**JOB**
Scan the listing that follows and report how many lines contain "SILIŞTEA". Write the number alone.

**DATASET**
········

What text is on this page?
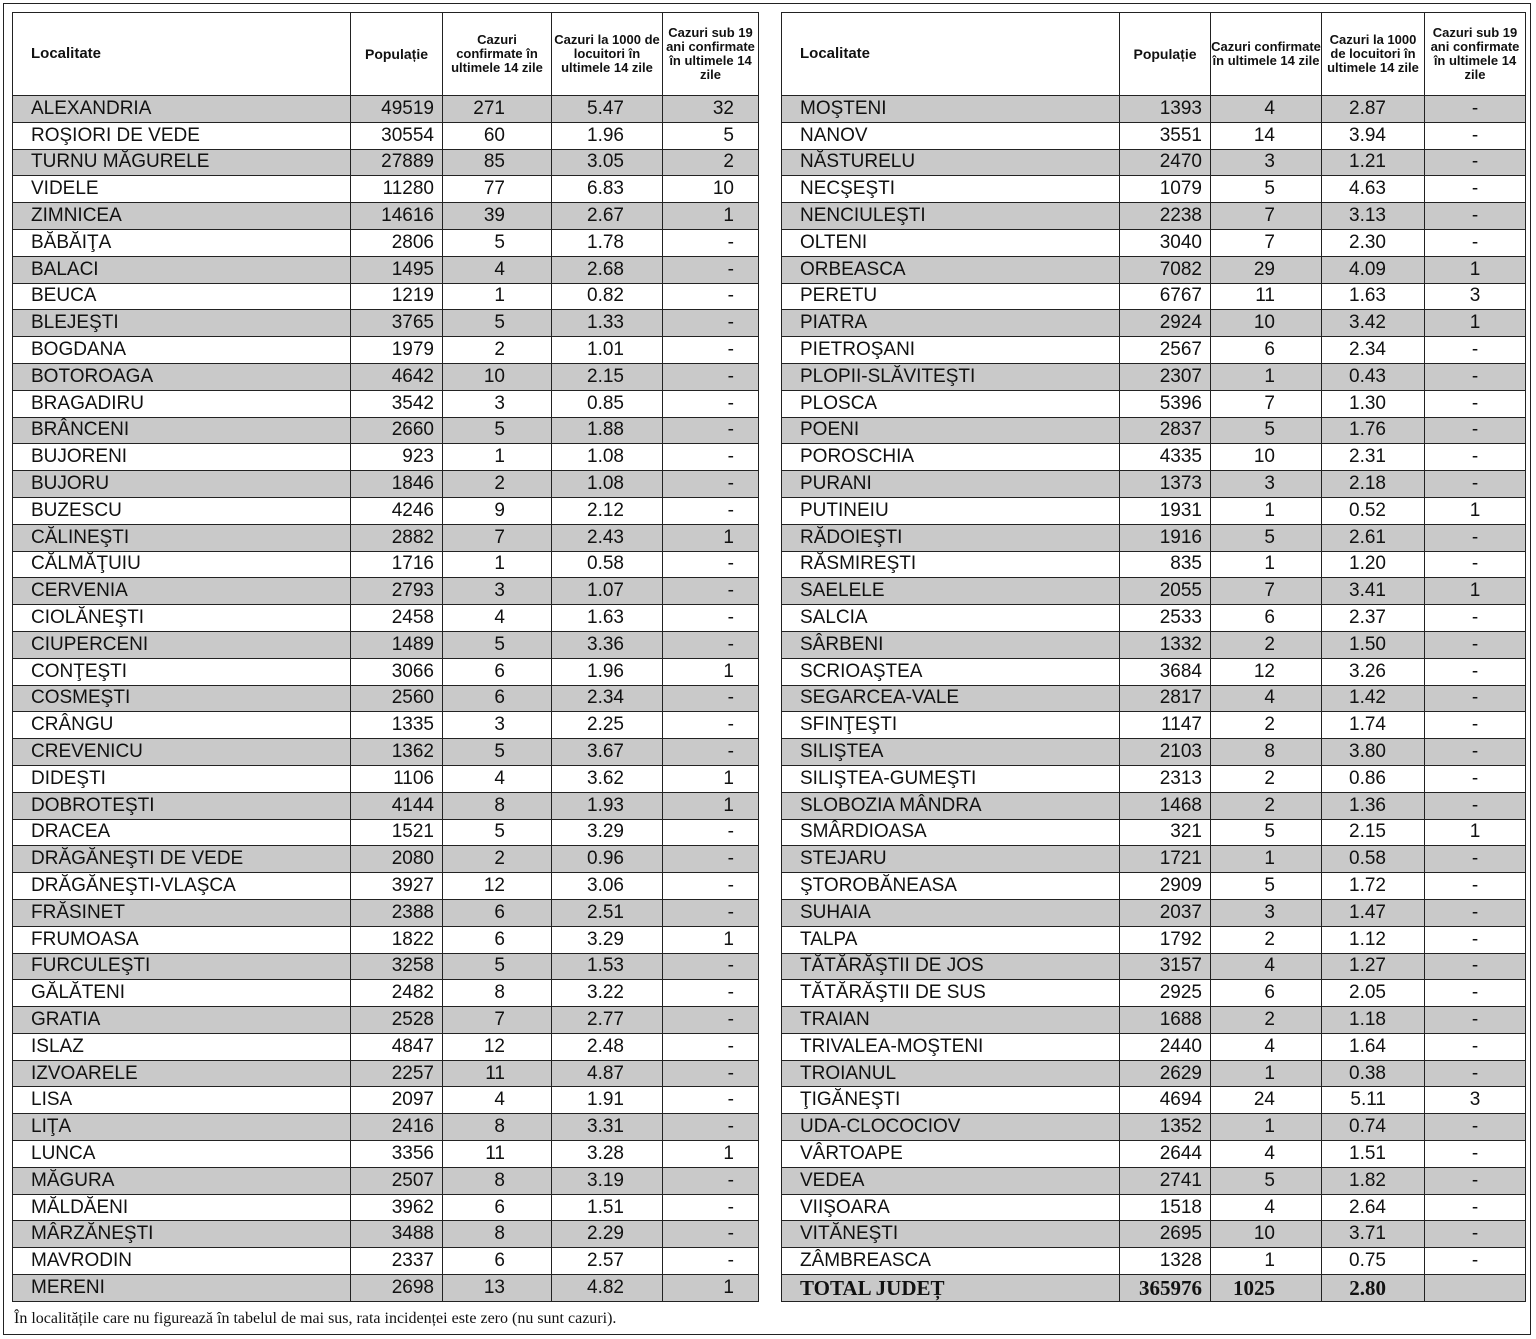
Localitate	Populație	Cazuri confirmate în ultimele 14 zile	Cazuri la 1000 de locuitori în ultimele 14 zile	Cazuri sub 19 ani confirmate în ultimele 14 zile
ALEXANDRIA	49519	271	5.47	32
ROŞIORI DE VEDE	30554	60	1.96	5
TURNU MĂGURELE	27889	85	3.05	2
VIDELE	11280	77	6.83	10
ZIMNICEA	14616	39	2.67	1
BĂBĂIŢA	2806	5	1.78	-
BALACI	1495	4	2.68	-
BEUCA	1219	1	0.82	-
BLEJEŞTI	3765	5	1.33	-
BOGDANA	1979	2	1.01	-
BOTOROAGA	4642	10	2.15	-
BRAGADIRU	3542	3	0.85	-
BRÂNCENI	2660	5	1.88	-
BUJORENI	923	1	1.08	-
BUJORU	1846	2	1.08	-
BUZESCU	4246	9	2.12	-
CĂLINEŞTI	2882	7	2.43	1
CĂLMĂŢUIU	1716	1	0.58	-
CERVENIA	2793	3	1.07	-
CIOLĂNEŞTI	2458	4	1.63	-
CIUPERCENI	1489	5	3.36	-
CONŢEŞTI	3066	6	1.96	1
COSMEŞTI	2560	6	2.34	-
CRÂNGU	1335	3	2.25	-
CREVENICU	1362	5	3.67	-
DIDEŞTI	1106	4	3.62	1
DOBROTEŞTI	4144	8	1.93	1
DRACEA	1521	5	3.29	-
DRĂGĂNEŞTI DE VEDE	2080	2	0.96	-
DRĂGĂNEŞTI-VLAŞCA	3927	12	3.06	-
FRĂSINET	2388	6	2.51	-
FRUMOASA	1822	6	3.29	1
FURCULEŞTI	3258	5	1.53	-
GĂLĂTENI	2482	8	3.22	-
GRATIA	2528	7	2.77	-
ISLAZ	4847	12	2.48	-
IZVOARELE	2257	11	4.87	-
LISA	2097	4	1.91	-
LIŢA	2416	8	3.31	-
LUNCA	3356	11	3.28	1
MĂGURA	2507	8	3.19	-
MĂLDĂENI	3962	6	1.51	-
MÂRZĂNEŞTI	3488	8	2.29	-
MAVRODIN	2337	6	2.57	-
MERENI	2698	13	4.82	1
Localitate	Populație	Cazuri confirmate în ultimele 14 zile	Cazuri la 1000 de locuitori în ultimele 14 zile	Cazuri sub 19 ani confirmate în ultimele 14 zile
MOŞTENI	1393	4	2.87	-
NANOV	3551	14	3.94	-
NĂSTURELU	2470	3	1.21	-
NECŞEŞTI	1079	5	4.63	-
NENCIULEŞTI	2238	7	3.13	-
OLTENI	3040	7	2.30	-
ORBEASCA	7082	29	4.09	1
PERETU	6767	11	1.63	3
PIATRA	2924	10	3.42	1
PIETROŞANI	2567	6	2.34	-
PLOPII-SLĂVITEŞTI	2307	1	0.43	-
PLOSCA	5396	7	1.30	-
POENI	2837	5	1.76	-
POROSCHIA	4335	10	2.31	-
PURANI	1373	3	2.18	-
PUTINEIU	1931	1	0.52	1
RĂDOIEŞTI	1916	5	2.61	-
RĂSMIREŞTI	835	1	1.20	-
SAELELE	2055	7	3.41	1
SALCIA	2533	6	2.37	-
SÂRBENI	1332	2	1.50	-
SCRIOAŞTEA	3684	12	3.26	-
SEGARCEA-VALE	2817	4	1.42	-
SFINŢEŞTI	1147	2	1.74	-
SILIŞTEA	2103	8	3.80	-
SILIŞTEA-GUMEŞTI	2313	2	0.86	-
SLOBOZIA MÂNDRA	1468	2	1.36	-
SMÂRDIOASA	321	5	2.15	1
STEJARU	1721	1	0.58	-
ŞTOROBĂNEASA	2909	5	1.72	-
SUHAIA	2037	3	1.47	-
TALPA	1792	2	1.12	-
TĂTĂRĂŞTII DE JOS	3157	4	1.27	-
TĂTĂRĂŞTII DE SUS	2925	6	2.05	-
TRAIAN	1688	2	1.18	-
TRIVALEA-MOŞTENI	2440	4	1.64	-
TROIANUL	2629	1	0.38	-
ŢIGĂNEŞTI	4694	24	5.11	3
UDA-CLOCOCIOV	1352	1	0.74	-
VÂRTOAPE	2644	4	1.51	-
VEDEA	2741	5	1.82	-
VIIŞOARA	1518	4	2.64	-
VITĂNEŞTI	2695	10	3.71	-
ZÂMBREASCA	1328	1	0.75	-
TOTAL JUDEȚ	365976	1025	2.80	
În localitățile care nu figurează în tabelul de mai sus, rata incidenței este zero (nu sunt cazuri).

········

**FULL ANSWER**
2